**WORK TO BE COMPLETED:** Go through the material and pull out every line with the string "text" in it.

**ENTRIES PROVIDED:**
— begin —
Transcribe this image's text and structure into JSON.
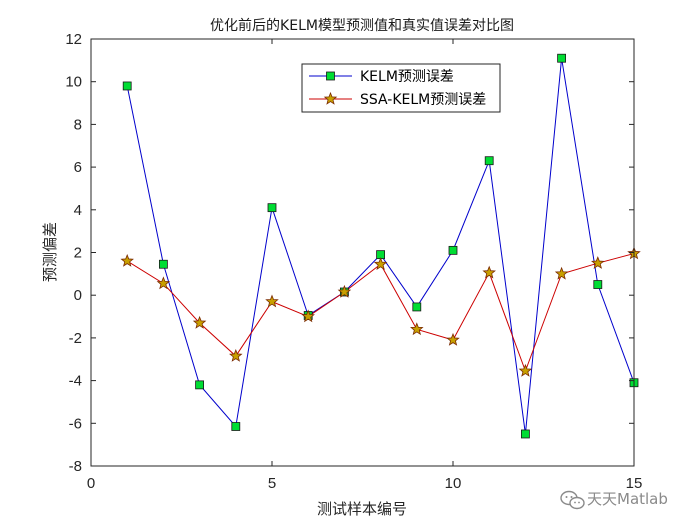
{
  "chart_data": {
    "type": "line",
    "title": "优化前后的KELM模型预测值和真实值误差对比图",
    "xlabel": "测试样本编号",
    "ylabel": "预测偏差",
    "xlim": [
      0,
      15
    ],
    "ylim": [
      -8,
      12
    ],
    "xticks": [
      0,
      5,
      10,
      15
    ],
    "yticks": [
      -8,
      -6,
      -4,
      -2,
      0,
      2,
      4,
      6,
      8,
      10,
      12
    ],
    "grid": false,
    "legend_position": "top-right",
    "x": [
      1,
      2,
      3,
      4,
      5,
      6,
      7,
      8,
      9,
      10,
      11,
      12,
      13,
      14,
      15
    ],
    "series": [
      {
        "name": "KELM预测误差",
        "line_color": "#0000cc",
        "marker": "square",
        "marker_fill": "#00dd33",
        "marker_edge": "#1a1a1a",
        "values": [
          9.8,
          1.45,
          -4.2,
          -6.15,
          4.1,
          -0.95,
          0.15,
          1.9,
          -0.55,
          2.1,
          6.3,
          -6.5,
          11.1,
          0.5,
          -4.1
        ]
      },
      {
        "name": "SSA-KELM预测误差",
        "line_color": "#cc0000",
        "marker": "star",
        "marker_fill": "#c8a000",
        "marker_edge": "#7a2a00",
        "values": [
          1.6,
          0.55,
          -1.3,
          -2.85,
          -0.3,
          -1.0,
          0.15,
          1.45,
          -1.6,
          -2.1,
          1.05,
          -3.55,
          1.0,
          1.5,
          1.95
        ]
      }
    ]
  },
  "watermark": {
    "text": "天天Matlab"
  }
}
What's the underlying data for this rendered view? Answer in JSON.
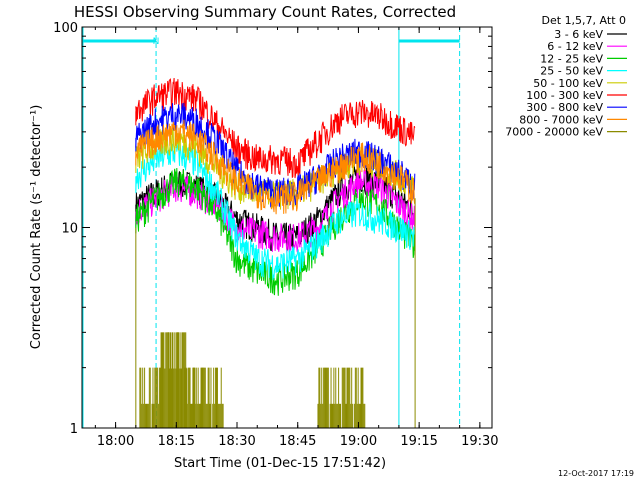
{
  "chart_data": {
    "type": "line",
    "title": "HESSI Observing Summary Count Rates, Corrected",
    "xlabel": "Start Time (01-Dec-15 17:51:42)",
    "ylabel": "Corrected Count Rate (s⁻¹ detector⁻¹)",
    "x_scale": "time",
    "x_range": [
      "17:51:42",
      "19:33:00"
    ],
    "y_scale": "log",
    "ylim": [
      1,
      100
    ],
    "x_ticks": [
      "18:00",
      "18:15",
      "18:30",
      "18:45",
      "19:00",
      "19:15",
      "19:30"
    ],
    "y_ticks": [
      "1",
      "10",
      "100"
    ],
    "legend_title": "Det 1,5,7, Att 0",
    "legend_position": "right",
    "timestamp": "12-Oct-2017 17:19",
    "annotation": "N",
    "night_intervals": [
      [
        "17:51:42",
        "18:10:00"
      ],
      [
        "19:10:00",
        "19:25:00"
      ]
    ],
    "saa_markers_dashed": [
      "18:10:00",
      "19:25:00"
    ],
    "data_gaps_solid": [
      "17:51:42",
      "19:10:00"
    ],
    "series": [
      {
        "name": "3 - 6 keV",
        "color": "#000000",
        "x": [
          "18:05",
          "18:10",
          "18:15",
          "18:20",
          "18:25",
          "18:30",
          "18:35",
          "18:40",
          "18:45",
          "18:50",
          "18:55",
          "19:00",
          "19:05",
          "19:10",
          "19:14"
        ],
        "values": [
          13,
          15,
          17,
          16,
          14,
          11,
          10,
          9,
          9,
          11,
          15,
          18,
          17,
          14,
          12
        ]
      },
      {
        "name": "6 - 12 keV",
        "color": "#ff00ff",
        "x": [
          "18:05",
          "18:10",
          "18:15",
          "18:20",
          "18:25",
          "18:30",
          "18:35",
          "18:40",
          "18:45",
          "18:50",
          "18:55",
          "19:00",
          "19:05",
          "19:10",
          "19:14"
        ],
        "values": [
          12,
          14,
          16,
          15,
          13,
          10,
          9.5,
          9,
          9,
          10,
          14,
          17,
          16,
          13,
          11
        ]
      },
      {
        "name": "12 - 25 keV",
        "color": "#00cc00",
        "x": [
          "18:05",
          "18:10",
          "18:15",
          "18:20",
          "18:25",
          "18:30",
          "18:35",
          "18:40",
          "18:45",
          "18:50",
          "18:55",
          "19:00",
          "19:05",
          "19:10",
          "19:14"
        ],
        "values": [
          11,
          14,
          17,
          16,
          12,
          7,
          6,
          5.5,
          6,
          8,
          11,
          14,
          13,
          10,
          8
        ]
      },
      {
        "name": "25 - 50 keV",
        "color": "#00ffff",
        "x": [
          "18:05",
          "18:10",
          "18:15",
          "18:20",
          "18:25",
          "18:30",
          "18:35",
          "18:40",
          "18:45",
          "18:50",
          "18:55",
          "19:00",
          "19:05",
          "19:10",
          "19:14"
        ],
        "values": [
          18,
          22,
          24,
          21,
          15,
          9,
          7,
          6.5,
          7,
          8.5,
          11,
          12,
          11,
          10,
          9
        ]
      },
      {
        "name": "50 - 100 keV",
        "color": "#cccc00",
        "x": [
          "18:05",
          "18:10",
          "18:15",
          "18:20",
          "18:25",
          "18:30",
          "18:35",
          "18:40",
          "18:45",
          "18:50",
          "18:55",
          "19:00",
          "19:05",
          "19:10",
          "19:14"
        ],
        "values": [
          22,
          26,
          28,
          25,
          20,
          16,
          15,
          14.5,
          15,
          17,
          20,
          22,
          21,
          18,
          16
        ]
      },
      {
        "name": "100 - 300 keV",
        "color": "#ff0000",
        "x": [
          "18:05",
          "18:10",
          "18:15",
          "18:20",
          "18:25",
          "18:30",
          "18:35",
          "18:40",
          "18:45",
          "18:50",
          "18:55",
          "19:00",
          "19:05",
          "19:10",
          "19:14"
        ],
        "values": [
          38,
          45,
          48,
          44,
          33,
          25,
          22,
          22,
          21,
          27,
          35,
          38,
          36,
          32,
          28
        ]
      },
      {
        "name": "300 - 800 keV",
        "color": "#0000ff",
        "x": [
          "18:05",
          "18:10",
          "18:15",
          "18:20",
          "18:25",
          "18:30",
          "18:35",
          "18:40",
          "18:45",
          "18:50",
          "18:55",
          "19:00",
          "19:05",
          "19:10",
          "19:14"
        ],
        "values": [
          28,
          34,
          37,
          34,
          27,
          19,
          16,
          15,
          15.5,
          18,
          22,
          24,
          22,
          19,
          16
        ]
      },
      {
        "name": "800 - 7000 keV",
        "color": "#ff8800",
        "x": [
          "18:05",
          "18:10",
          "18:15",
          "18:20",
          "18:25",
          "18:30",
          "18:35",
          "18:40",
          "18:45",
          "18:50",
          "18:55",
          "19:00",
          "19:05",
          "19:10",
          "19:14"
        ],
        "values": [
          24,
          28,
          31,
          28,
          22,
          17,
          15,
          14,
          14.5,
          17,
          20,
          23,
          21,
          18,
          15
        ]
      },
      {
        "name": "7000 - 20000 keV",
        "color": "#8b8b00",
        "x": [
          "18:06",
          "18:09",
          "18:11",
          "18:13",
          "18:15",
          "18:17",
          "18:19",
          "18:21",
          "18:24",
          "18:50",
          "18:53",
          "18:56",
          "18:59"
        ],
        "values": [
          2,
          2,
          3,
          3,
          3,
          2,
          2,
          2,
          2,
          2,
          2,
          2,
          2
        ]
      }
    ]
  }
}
— end —
— begin —
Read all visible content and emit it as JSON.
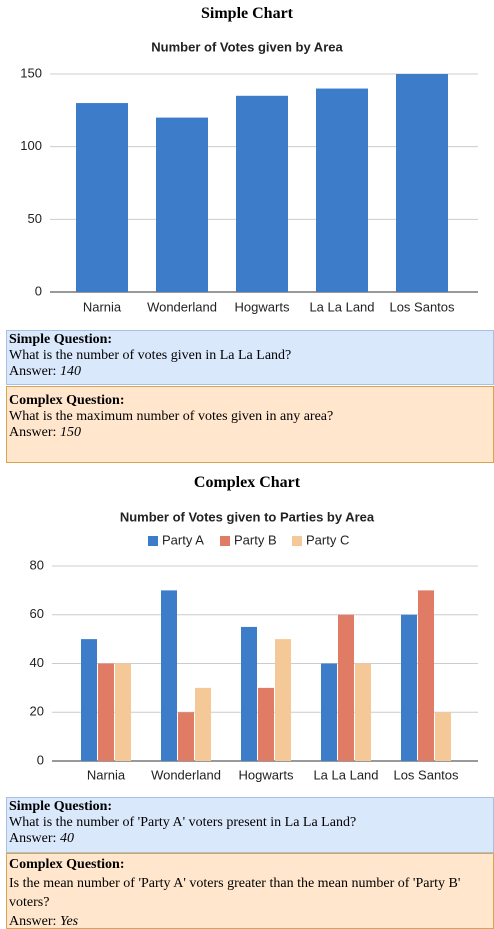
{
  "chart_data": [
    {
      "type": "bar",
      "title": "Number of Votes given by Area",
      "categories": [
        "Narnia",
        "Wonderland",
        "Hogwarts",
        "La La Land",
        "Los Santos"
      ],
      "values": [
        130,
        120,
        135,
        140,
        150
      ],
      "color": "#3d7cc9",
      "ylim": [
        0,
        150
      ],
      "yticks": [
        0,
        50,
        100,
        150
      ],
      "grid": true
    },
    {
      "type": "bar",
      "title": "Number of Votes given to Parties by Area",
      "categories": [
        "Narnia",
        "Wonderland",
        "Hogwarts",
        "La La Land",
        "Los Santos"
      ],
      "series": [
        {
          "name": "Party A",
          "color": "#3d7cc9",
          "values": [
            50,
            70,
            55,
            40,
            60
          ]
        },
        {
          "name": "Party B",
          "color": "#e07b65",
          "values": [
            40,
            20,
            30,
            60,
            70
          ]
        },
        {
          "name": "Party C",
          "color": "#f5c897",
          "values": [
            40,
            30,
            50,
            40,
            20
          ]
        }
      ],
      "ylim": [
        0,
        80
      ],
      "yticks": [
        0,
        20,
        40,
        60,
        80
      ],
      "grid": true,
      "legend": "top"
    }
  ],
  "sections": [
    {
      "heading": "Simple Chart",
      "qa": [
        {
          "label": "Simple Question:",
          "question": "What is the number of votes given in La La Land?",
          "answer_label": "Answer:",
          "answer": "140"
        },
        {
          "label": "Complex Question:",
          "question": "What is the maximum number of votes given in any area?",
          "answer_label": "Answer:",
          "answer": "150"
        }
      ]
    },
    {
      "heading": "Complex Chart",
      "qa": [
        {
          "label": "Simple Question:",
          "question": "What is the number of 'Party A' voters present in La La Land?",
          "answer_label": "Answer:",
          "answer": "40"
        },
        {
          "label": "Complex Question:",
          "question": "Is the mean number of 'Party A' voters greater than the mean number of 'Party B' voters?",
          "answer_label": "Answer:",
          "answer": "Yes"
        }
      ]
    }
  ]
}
— end —
**THE REPLY:**
Transcribe this image's text and structure into JSON.
    "text": "天天Matlab"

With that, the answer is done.